- What you need to do -
Transcribe the entries below exactly; leave every image out.

* BEGIN *

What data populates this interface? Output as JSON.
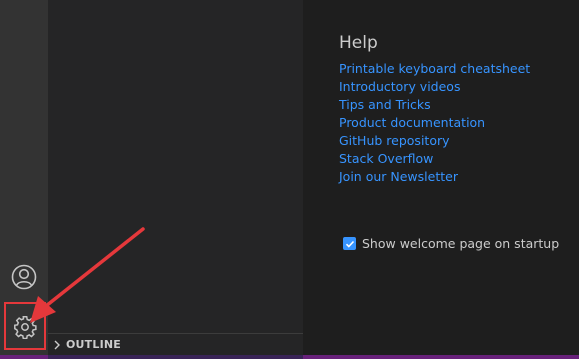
{
  "icons": {
    "account": "account-icon",
    "settings": "gear-icon",
    "outline_chevron": "chevron-right-icon",
    "checkbox": "checkmark-icon"
  },
  "sidebar": {
    "outline_label": "OUTLINE"
  },
  "welcome": {
    "help_title": "Help",
    "help_links": [
      "Printable keyboard cheatsheet",
      "Introductory videos",
      "Tips and Tricks",
      "Product documentation",
      "GitHub repository",
      "Stack Overflow",
      "Join our Newsletter"
    ],
    "startup_checkbox_label": "Show welcome page on startup",
    "startup_checked": true
  },
  "colors": {
    "activitybar": "#333333",
    "sidebar": "#252526",
    "editor": "#1e1e1e",
    "link": "#3794ff",
    "annotation": "#e5383b"
  }
}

* END *

- Answer to the task -
What data populates this interface? Output as JSON.
{
  "icons": {
    "account": "account-icon",
    "settings": "gear-icon",
    "outline_chevron": "chevron-right-icon",
    "checkbox": "checkmark-icon"
  },
  "sidebar": {
    "outline_label": "OUTLINE"
  },
  "welcome": {
    "help_title": "Help",
    "help_links": [
      "Printable keyboard cheatsheet",
      "Introductory videos",
      "Tips and Tricks",
      "Product documentation",
      "GitHub repository",
      "Stack Overflow",
      "Join our Newsletter"
    ],
    "startup_checkbox_label": "Show welcome page on startup",
    "startup_checked": true
  },
  "colors": {
    "activitybar": "#333333",
    "sidebar": "#252526",
    "editor": "#1e1e1e",
    "link": "#3794ff",
    "annotation": "#e5383b"
  }
}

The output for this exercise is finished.